▶ **Given task**
Please write out the complete listing that follows, exactly as it reads.

▶ **Data provided**
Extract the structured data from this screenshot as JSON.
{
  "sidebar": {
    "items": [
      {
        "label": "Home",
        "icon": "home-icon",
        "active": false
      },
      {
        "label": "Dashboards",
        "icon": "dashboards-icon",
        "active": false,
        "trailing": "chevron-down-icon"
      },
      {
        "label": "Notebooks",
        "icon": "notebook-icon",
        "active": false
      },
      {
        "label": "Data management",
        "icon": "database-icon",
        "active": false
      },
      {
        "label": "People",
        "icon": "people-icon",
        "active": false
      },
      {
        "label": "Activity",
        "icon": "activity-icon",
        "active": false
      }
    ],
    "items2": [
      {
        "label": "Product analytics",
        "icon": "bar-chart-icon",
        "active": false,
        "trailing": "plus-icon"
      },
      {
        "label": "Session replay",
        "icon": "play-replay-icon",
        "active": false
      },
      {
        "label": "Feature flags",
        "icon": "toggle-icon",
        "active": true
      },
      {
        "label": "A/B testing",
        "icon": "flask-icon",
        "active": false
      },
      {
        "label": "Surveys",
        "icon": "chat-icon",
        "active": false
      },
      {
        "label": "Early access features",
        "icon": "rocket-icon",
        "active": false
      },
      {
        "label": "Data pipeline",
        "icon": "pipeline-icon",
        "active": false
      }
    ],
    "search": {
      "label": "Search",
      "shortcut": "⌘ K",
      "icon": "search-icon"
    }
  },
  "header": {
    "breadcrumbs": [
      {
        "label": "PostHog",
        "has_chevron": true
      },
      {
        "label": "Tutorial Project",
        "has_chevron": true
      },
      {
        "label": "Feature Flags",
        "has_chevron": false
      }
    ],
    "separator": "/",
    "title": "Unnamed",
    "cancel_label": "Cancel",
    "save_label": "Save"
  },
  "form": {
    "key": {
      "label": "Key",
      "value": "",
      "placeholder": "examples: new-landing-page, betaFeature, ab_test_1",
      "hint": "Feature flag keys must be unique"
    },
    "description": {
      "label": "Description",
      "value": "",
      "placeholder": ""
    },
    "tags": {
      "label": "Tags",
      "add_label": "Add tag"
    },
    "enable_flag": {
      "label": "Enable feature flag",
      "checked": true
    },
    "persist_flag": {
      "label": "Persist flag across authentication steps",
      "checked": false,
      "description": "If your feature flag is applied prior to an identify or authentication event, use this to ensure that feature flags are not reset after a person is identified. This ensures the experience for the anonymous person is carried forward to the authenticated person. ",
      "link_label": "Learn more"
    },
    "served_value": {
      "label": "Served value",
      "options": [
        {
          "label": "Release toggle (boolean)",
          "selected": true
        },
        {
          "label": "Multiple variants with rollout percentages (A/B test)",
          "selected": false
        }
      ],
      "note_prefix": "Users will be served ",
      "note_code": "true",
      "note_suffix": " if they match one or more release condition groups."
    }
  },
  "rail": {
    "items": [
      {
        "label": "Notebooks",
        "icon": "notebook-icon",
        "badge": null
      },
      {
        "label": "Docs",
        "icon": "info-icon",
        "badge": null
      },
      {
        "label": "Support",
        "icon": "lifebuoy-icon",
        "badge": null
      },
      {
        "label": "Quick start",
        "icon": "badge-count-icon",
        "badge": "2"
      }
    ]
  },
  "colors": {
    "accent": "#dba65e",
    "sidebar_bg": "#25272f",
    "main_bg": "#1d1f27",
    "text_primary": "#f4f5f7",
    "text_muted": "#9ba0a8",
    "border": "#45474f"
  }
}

▶ **Solved exercise**
Extract the structured data from this screenshot as JSON.
{
  "sidebar": {
    "items": [
      {
        "label": "Home",
        "icon": "home-icon",
        "active": false
      },
      {
        "label": "Dashboards",
        "icon": "dashboards-icon",
        "active": false,
        "trailing": "chevron-down-icon"
      },
      {
        "label": "Notebooks",
        "icon": "notebook-icon",
        "active": false
      },
      {
        "label": "Data management",
        "icon": "database-icon",
        "active": false
      },
      {
        "label": "People",
        "icon": "people-icon",
        "active": false
      },
      {
        "label": "Activity",
        "icon": "activity-icon",
        "active": false
      }
    ],
    "items2": [
      {
        "label": "Product analytics",
        "icon": "bar-chart-icon",
        "active": false,
        "trailing": "plus-icon"
      },
      {
        "label": "Session replay",
        "icon": "play-replay-icon",
        "active": false
      },
      {
        "label": "Feature flags",
        "icon": "toggle-icon",
        "active": true
      },
      {
        "label": "A/B testing",
        "icon": "flask-icon",
        "active": false
      },
      {
        "label": "Surveys",
        "icon": "chat-icon",
        "active": false
      },
      {
        "label": "Early access features",
        "icon": "rocket-icon",
        "active": false
      },
      {
        "label": "Data pipeline",
        "icon": "pipeline-icon",
        "active": false
      }
    ],
    "search": {
      "label": "Search",
      "shortcut": "⌘ K",
      "icon": "search-icon"
    }
  },
  "header": {
    "breadcrumbs": [
      {
        "label": "PostHog",
        "has_chevron": true
      },
      {
        "label": "Tutorial Project",
        "has_chevron": true
      },
      {
        "label": "Feature Flags",
        "has_chevron": false
      }
    ],
    "separator": "/",
    "title": "Unnamed",
    "cancel_label": "Cancel",
    "save_label": "Save"
  },
  "form": {
    "key": {
      "label": "Key",
      "value": "",
      "placeholder": "examples: new-landing-page, betaFeature, ab_test_1",
      "hint": "Feature flag keys must be unique"
    },
    "description": {
      "label": "Description",
      "value": "",
      "placeholder": ""
    },
    "tags": {
      "label": "Tags",
      "add_label": "Add tag"
    },
    "enable_flag": {
      "label": "Enable feature flag",
      "checked": true
    },
    "persist_flag": {
      "label": "Persist flag across authentication steps",
      "checked": false,
      "description": "If your feature flag is applied prior to an identify or authentication event, use this to ensure that feature flags are not reset after a person is identified. This ensures the experience for the anonymous person is carried forward to the authenticated person. ",
      "link_label": "Learn more"
    },
    "served_value": {
      "label": "Served value",
      "options": [
        {
          "label": "Release toggle (boolean)",
          "selected": true
        },
        {
          "label": "Multiple variants with rollout percentages (A/B test)",
          "selected": false
        }
      ],
      "note_prefix": "Users will be served ",
      "note_code": "true",
      "note_suffix": " if they match one or more release condition groups."
    }
  },
  "rail": {
    "items": [
      {
        "label": "Notebooks",
        "icon": "notebook-icon",
        "badge": null
      },
      {
        "label": "Docs",
        "icon": "info-icon",
        "badge": null
      },
      {
        "label": "Support",
        "icon": "lifebuoy-icon",
        "badge": null
      },
      {
        "label": "Quick start",
        "icon": "badge-count-icon",
        "badge": "2"
      }
    ]
  },
  "colors": {
    "accent": "#dba65e",
    "sidebar_bg": "#25272f",
    "main_bg": "#1d1f27",
    "text_primary": "#f4f5f7",
    "text_muted": "#9ba0a8",
    "border": "#45474f"
  }
}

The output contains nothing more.